= RECORDS =
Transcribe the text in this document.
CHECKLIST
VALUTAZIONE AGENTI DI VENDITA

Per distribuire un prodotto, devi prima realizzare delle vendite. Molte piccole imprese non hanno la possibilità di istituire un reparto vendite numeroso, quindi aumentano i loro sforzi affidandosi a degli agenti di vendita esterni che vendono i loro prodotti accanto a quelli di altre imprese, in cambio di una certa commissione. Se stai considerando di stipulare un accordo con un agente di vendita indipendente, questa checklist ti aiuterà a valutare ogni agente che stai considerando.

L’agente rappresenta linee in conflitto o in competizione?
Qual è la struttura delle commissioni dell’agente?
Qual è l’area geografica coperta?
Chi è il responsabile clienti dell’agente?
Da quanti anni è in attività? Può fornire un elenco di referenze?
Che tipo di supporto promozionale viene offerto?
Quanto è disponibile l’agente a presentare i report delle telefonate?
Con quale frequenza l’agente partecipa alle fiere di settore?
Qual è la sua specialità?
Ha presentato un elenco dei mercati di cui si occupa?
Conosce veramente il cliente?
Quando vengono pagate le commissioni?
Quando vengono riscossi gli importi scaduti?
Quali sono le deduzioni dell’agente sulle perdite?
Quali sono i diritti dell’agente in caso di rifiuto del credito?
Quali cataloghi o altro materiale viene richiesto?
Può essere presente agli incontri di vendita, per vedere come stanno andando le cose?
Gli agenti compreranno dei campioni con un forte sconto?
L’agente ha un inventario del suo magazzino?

= YOUR TASK =
Reproduce each record exactly as it appears.

= COMPLETED TASK =
Transcribe the text in this document.
CHECKLIST
VALUTAZIONE AGENTI DI VENDITA

Per distribuire un prodotto, devi prima realizzare delle vendite. Molte piccole imprese non hanno la possibilità di istituire un reparto vendite numeroso, quindi aumentano i loro sforzi affidandosi a degli agenti di vendita esterni che vendono i loro prodotti accanto a quelli di altre imprese, in cambio di una certa commissione. Se stai considerando di stipulare un accordo con un agente di vendita indipendente, questa checklist ti aiuterà a valutare ogni agente che stai considerando.

L’agente rappresenta linee in conflitto o in competizione?
Qual è la struttura delle commissioni dell’agente?
Qual è l’area geografica coperta?
Chi è il responsabile clienti dell’agente?
Da quanti anni è in attività? Può fornire un elenco di referenze?
Che tipo di supporto promozionale viene offerto?
Quanto è disponibile l’agente a presentare i report delle telefonate?
Con quale frequenza l’agente partecipa alle fiere di settore?
Qual è la sua specialità?
Ha presentato un elenco dei mercati di cui si occupa?
Conosce veramente il cliente?
Quando vengono pagate le commissioni?
Quando vengono riscossi gli importi scaduti?
Quali sono le deduzioni dell’agente sulle perdite?
Quali sono i diritti dell’agente in caso di rifiuto del credito?
Quali cataloghi o altro materiale viene richiesto?
Può essere presente agli incontri di vendita, per vedere come stanno andando le cose?
Gli agenti compreranno dei campioni con un forte sconto?
L’agente ha un inventario del suo magazzino?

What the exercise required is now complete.